### What you should do
Identify the lines holding "casi" and copy them.

##### Data records

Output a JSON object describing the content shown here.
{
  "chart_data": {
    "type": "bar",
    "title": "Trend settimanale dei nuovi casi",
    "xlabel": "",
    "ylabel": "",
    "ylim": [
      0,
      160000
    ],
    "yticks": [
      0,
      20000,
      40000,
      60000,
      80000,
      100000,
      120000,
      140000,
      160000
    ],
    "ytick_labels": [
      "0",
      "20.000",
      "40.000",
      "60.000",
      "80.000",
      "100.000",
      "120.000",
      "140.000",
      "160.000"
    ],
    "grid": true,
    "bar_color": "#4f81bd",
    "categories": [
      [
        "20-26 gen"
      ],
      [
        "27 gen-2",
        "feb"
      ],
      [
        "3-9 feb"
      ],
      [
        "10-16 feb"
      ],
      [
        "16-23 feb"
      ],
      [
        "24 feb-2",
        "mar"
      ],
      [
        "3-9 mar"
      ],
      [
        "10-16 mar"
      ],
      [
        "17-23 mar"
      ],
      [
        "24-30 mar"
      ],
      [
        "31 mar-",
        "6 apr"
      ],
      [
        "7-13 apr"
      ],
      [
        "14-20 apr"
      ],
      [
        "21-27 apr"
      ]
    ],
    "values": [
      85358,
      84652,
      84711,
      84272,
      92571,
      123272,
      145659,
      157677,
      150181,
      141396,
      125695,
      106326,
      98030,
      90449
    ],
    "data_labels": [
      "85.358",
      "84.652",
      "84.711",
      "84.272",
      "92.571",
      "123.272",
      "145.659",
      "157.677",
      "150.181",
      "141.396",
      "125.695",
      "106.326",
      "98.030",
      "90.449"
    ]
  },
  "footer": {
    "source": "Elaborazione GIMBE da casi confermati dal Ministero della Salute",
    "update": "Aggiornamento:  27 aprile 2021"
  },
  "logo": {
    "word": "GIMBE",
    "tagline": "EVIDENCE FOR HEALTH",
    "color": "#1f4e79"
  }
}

##########

### Final result
    "title": "Trend settimanale dei nuovi casi",
    "source": "Elaborazione GIMBE da casi confermati dal Ministero della Salute",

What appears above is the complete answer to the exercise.